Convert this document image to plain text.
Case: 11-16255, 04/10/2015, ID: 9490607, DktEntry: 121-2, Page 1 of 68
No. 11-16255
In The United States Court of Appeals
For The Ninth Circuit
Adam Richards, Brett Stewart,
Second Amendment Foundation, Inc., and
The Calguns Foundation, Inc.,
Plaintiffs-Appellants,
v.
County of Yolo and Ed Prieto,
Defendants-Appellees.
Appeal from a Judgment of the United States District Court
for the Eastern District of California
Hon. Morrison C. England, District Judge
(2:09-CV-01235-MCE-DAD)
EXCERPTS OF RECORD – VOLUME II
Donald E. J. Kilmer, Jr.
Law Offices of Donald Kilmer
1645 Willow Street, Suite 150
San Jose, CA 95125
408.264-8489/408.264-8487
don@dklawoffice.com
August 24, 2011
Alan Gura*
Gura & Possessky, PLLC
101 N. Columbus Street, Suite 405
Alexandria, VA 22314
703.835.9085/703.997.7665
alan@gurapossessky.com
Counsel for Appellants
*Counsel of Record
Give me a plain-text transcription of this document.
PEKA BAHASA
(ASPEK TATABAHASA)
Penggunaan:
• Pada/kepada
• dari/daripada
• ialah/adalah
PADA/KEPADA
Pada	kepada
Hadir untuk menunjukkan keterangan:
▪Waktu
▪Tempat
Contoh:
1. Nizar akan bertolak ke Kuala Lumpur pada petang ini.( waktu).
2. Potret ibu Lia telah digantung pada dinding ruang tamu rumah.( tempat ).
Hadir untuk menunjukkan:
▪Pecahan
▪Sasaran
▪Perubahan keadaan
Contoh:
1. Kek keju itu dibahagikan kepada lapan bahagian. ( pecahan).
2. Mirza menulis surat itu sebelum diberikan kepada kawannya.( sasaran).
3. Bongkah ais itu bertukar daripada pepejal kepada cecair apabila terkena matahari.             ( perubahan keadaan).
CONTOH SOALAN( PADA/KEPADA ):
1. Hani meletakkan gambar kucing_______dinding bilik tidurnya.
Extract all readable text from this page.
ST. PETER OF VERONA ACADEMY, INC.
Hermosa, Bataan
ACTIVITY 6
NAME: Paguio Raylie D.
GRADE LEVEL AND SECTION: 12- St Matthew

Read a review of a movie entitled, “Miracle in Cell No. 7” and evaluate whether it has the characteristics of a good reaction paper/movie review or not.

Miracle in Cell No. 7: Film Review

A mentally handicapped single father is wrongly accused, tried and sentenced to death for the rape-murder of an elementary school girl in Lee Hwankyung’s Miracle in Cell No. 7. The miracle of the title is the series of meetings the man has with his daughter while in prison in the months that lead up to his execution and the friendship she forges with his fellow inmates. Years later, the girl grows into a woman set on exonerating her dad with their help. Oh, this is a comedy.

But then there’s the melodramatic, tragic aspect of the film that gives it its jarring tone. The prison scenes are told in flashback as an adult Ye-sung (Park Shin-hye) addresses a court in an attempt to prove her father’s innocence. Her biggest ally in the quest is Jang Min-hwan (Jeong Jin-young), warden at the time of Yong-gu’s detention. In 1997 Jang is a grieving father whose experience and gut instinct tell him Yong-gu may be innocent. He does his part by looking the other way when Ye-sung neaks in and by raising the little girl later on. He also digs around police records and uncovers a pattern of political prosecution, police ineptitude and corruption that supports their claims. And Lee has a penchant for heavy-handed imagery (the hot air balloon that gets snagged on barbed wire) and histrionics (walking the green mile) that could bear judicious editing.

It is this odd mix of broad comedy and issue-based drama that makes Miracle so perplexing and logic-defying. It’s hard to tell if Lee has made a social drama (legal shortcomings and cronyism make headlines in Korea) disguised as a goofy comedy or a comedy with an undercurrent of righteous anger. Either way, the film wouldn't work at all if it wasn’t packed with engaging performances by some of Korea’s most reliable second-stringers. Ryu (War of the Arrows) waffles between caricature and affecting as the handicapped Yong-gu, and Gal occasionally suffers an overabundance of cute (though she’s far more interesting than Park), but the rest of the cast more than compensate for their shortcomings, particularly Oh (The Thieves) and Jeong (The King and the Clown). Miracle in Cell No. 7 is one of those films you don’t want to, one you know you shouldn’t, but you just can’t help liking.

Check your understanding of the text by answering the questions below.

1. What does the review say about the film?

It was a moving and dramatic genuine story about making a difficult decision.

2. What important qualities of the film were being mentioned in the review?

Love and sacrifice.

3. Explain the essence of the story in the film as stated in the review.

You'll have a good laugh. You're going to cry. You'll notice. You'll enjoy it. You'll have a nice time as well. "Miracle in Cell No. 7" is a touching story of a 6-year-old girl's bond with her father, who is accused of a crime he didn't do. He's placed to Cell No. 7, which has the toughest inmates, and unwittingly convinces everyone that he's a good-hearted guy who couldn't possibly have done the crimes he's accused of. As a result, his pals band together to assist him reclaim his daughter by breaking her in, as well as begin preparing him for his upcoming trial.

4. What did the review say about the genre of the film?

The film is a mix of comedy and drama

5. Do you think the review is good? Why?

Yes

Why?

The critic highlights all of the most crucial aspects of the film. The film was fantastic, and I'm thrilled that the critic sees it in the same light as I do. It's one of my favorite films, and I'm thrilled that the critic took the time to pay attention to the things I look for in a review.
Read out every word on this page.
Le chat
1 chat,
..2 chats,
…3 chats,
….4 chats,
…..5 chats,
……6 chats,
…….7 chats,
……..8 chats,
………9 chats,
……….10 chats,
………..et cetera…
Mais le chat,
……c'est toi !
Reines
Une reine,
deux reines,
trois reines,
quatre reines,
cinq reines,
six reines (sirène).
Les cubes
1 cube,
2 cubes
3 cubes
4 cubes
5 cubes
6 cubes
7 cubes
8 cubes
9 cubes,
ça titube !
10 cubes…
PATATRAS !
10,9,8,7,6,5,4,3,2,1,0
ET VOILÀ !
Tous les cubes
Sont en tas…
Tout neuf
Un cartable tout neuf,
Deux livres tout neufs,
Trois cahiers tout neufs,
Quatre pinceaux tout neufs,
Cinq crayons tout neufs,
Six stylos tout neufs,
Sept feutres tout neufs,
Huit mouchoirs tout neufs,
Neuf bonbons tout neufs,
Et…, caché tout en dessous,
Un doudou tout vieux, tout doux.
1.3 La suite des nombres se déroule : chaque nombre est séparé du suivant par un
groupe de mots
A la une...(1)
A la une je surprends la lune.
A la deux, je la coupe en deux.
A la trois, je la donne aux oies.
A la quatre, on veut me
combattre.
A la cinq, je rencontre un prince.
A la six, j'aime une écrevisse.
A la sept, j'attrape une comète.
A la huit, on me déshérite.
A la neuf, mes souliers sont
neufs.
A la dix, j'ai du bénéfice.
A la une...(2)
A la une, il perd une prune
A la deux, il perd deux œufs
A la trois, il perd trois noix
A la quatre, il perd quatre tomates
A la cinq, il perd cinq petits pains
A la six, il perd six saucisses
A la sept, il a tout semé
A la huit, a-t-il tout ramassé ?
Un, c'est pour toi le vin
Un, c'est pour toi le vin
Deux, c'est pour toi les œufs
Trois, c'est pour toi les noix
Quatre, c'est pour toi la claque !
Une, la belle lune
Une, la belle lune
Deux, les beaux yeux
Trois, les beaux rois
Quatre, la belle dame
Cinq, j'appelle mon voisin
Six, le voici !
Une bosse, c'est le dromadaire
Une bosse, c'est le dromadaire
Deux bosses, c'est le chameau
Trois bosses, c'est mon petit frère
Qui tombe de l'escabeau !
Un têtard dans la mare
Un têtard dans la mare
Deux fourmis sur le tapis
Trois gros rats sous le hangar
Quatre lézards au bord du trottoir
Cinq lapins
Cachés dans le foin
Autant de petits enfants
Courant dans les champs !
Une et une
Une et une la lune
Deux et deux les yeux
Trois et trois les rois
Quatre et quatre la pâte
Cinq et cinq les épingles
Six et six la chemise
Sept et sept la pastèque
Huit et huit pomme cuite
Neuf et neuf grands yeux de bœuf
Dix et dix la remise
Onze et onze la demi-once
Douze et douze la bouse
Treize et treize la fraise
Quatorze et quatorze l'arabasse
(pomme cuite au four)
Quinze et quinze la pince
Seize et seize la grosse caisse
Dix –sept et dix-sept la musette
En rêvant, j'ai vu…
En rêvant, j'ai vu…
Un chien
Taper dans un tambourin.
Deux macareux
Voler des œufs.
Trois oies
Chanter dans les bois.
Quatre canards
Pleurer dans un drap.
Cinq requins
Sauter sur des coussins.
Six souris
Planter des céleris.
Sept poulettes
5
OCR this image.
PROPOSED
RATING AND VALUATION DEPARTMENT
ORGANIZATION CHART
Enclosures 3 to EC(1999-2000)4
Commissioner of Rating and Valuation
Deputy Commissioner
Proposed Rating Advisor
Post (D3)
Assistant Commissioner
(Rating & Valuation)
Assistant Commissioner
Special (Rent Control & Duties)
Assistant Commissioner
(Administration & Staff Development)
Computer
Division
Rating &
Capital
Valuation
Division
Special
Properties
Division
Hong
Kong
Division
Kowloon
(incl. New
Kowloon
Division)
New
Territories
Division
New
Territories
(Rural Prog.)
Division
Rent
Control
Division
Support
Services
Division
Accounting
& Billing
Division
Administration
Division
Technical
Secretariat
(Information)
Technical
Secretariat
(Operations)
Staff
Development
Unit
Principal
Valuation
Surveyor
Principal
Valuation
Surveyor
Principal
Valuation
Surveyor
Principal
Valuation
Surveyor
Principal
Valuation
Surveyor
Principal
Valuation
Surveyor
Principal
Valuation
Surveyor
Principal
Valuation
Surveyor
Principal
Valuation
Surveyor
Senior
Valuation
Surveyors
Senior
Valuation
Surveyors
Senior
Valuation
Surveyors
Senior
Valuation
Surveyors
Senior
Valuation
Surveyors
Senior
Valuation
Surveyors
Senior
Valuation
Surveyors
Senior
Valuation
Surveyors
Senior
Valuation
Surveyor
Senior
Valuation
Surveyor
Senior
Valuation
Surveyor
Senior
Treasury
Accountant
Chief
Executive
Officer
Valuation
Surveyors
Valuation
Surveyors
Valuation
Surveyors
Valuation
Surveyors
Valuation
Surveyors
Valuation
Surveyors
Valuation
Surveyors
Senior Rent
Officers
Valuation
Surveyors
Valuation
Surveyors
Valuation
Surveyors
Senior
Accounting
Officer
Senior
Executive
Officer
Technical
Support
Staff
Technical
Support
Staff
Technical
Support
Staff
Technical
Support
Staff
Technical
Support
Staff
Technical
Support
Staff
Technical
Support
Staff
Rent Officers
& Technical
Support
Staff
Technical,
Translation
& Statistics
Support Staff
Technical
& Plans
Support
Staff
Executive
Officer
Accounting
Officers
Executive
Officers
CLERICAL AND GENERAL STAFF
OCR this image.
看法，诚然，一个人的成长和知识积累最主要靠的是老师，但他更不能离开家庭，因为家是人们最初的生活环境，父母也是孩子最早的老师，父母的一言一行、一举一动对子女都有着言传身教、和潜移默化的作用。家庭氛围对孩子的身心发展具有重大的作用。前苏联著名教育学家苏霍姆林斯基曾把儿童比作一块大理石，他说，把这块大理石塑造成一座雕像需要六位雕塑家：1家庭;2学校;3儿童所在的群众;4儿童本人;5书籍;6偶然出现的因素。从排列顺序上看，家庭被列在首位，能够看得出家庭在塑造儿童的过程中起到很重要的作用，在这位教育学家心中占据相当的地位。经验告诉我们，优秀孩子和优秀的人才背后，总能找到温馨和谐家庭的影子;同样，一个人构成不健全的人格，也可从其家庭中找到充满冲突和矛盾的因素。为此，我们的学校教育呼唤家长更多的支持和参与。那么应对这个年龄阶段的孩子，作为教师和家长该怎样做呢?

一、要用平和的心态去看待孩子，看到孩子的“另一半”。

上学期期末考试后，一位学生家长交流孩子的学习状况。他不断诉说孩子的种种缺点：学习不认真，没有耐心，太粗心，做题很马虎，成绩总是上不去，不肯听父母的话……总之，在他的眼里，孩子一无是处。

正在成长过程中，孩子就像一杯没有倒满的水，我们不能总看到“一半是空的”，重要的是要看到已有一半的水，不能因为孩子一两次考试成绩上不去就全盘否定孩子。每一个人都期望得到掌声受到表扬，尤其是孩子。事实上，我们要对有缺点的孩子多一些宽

**Short exercise**:
Scan the material above. Return every line containing the string "cuite".

**Reply**:
Huit et huit pomme cuite
(pomme cuite au four)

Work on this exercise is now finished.